**Brief**
Rewrite every one of the lines below as a numbered list, omitting any blank lines.

**Given records**
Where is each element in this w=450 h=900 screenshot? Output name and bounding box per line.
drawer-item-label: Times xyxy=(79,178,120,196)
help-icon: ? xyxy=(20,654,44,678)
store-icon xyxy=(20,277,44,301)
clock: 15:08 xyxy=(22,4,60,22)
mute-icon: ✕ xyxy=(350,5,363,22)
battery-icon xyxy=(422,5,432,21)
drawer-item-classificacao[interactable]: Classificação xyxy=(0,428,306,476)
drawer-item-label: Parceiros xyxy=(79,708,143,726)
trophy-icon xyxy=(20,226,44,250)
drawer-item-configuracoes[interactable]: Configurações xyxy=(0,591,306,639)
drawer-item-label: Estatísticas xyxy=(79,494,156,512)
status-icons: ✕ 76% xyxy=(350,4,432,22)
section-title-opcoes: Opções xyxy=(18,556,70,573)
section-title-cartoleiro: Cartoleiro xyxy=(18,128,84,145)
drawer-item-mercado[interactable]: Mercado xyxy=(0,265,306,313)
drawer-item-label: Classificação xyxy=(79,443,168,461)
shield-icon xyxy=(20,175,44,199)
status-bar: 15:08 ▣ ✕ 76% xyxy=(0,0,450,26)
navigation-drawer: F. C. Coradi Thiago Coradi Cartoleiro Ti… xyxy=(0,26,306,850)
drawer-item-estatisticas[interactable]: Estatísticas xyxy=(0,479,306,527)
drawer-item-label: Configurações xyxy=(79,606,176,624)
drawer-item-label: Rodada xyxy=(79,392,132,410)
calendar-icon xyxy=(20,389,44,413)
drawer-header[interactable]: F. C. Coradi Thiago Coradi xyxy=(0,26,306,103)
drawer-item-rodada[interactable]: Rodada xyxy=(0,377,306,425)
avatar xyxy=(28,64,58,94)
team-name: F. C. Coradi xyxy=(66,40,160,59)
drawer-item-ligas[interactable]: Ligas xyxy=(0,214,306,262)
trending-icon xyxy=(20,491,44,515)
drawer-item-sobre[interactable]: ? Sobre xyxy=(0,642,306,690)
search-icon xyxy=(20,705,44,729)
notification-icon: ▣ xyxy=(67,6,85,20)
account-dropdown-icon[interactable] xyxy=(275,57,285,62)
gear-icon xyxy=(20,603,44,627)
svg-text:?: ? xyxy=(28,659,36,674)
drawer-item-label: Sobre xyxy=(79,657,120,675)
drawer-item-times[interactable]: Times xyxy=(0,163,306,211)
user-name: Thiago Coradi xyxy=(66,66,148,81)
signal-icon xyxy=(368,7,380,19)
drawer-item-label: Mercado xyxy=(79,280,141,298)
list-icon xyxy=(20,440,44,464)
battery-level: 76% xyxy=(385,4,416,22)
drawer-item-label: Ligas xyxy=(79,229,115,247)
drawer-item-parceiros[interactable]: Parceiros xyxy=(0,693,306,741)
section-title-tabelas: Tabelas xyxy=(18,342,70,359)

**Task solution**
1. Where is each element in this w=450 h=900 screenshot? Output name and bounding box per line.
2. drawer-item-label: Times xyxy=(79,178,120,196)
3. help-icon: ? xyxy=(20,654,44,678)
4. store-icon xyxy=(20,277,44,301)
5. clock: 15:08 xyxy=(22,4,60,22)
6. mute-icon: ✕ xyxy=(350,5,363,22)
7. battery-icon xyxy=(422,5,432,21)
8. drawer-item-classificacao[interactable]: Classificação xyxy=(0,428,306,476)
9. drawer-item-label: Parceiros xyxy=(79,708,143,726)
10. trophy-icon xyxy=(20,226,44,250)
11. drawer-item-configuracoes[interactable]: Configurações xyxy=(0,591,306,639)
12. drawer-item-label: Estatísticas xyxy=(79,494,156,512)
13. status-icons: ✕ 76% xyxy=(350,4,432,22)
14. section-title-opcoes: Opções xyxy=(18,556,70,573)
15. section-title-cartoleiro: Cartoleiro xyxy=(18,128,84,145)
16. drawer-item-mercado[interactable]: Mercado xyxy=(0,265,306,313)
17. drawer-item-label: Classificação xyxy=(79,443,168,461)
18. shield-icon xyxy=(20,175,44,199)
19. status-bar: 15:08 ▣ ✕ 76% xyxy=(0,0,450,26)
20. navigation-drawer: F. C. Coradi Thiago Coradi Cartoleiro Ti… xyxy=(0,26,306,850)
21. drawer-item-estatisticas[interactable]: Estatísticas xyxy=(0,479,306,527)
22. drawer-item-label: Configurações xyxy=(79,606,176,624)
23. drawer-item-label: Rodada xyxy=(79,392,132,410)
24. calendar-icon xyxy=(20,389,44,413)
25. drawer-header[interactable]: F. C. Coradi Thiago Coradi xyxy=(0,26,306,103)
26. drawer-item-rodada[interactable]: Rodada xyxy=(0,377,306,425)
27. avatar xyxy=(28,64,58,94)
28. team-name: F. C. Coradi xyxy=(66,40,160,59)
29. drawer-item-ligas[interactable]: Ligas xyxy=(0,214,306,262)
30. trending-icon xyxy=(20,491,44,515)
31. drawer-item-sobre[interactable]: ? Sobre xyxy=(0,642,306,690)
32. search-icon xyxy=(20,705,44,729)
33. notification-icon: ▣ xyxy=(67,6,85,20)
34. account-dropdown-icon[interactable] xyxy=(275,57,285,62)
35. gear-icon xyxy=(20,603,44,627)
36. svg-text:?: ? xyxy=(28,659,36,674)
37. drawer-item-label: Sobre xyxy=(79,657,120,675)
38. drawer-item-times[interactable]: Times xyxy=(0,163,306,211)
39. user-name: Thiago Coradi xyxy=(66,66,148,81)
40. signal-icon xyxy=(368,7,380,19)
41. drawer-item-label: Mercado xyxy=(79,280,141,298)
42. list-icon xyxy=(20,440,44,464)
43. battery-level: 76% xyxy=(385,4,416,22)
44. drawer-item-label: Ligas xyxy=(79,229,115,247)
45. drawer-item-parceiros[interactable]: Parceiros xyxy=(0,693,306,741)
46. section-title-tabelas: Tabelas xyxy=(18,342,70,359)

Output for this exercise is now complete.